Can you pull out each line of the data below that includes the word "taken"?

##############################

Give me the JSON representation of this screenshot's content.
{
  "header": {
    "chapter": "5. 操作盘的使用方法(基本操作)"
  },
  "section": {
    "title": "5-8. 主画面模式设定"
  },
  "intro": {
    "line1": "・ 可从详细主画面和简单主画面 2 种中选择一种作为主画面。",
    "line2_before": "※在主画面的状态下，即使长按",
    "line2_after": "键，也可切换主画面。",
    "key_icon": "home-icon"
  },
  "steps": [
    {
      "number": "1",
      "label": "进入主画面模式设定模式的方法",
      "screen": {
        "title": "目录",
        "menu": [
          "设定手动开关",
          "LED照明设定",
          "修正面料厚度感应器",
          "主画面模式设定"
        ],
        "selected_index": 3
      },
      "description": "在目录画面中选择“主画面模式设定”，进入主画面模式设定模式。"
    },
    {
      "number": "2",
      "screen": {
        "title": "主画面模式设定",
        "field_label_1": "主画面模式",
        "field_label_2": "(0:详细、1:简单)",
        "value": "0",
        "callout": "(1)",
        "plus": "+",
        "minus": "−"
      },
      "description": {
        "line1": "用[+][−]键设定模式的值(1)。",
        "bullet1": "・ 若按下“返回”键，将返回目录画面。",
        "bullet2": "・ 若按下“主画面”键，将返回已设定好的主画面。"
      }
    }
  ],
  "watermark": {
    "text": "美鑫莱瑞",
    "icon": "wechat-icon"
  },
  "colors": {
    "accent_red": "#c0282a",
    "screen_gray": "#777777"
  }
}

##############################

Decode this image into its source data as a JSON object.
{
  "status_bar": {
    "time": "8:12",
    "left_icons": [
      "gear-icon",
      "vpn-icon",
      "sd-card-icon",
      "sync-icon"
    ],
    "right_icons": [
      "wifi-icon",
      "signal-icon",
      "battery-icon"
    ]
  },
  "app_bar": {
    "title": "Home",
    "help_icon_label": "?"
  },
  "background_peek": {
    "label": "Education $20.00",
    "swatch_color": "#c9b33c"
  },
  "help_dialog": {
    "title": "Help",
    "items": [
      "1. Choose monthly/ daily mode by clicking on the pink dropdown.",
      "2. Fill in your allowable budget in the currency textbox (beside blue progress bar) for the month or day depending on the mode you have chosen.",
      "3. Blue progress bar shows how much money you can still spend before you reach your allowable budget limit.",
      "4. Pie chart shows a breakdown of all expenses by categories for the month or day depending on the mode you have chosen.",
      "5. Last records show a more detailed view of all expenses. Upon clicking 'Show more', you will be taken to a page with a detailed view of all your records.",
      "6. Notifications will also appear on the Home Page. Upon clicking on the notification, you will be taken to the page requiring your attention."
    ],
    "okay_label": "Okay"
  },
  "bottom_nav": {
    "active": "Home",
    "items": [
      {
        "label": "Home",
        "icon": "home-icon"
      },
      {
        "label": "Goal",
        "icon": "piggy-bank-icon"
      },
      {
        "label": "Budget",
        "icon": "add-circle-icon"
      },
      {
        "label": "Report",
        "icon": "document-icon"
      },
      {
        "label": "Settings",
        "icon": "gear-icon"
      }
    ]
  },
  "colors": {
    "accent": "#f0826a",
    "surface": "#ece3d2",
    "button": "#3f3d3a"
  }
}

##############################

**Exercise result**
      "5. Last records show a more detailed view of all expenses. Upon clicking 'Show more', you will be taken to a page with a detailed view of all your records.",
      "6. Notifications will also appear on the Home Page. Upon clicking on the notification, you will be taken to the page requiring your attention."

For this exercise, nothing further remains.